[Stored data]
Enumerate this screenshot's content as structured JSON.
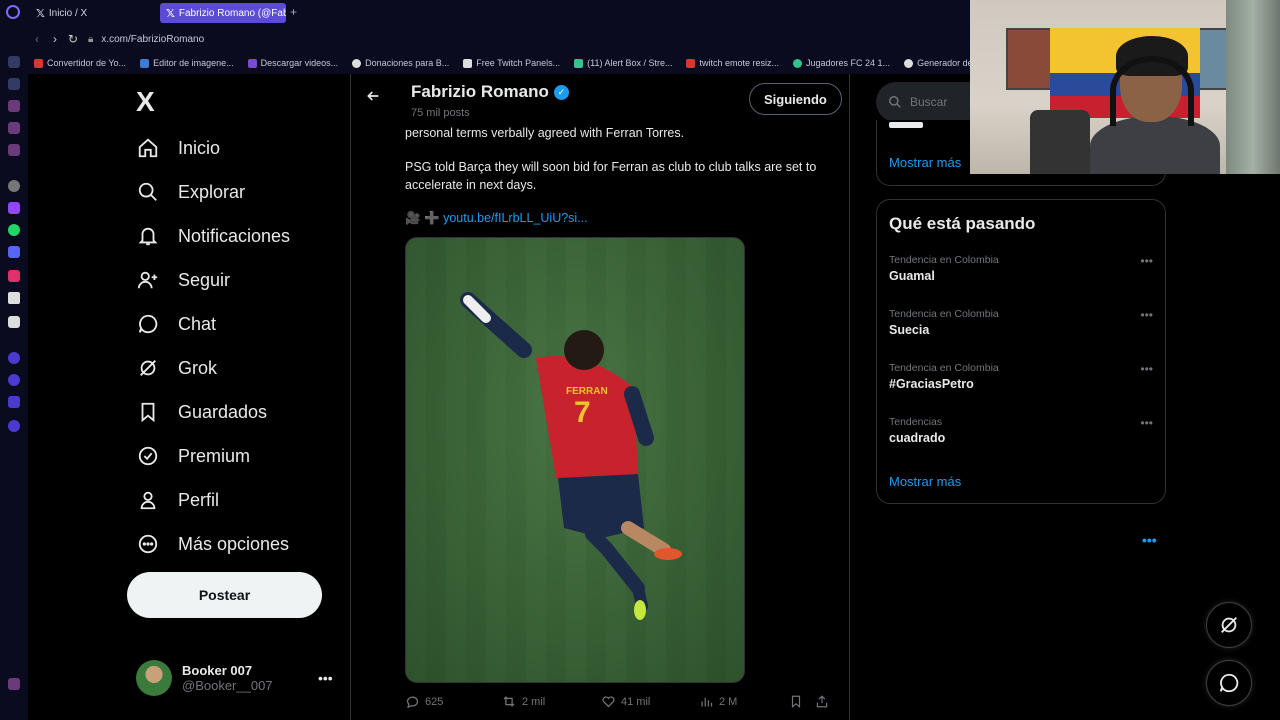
{
  "browser": {
    "tabs": [
      {
        "label": "Inicio / X",
        "active": false
      },
      {
        "label": "Fabrizio Romano (@Fabrizi",
        "active": true
      }
    ],
    "url": "x.com/FabrizioRomano",
    "bookmarks": [
      "Convertidor de Yo...",
      "Editor de imagene...",
      "Descargar videos...",
      "Donaciones para B...",
      "Free Twitch Panels...",
      "(11) Alert Box / Stre...",
      "twitch emote resiz...",
      "Jugadores FC 24 1...",
      "Generador de Voz..."
    ]
  },
  "nav": {
    "logo": "X",
    "items": [
      {
        "label": "Inicio",
        "icon": "home-icon"
      },
      {
        "label": "Explorar",
        "icon": "search-icon"
      },
      {
        "label": "Notificaciones",
        "icon": "bell-icon"
      },
      {
        "label": "Seguir",
        "icon": "person-plus-icon"
      },
      {
        "label": "Chat",
        "icon": "chat-icon"
      },
      {
        "label": "Grok",
        "icon": "grok-icon"
      },
      {
        "label": "Guardados",
        "icon": "bookmark-icon"
      },
      {
        "label": "Premium",
        "icon": "verified-badge-icon"
      },
      {
        "label": "Perfil",
        "icon": "person-icon"
      },
      {
        "label": "Más opciones",
        "icon": "more-circle-icon"
      }
    ],
    "post_button": "Postear",
    "user": {
      "name": "Booker 007",
      "handle": "@Booker__007"
    }
  },
  "profile": {
    "name": "Fabrizio Romano",
    "posts": "75 mil posts",
    "follow_label": "Siguiendo"
  },
  "tweet": {
    "line1": "personal terms verbally agreed with Ferran Torres.",
    "line2": "PSG told Barça they will soon bid for Ferran as club to club talks are set to accelerate in next days.",
    "link_emoji": "🎥 ➕",
    "link": "youtu.be/fILrbLL_UiU?si...",
    "image_jersey_name": "FERRAN",
    "image_jersey_number": "7",
    "stats": {
      "replies": "625",
      "reposts": "2 mil",
      "likes": "41 mil",
      "views": "2 M"
    }
  },
  "right": {
    "search_placeholder": "Buscar",
    "show_more_top": "Mostrar más",
    "trends_title": "Qué está pasando",
    "trends": [
      {
        "context": "Tendencia en Colombia",
        "name": "Guamal"
      },
      {
        "context": "Tendencia en Colombia",
        "name": "Suecia"
      },
      {
        "context": "Tendencia en Colombia",
        "name": "#GraciasPetro"
      },
      {
        "context": "Tendencias",
        "name": "cuadrado"
      }
    ],
    "show_more_bottom": "Mostrar más"
  },
  "colors": {
    "accent": "#1d9bf0",
    "background": "#000000",
    "opera_tab": "#5c4bd6"
  }
}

### [What is being asked]
Gather from the records above every line containing the string "icon".

### [Result]
        "icon": "home-icon"
        "icon": "search-icon"
        "icon": "bell-icon"
        "icon": "person-plus-icon"
        "icon": "chat-icon"
        "icon": "grok-icon"
        "icon": "bookmark-icon"
        "icon": "verified-badge-icon"
        "icon": "person-icon"
        "icon": "more-circle-icon"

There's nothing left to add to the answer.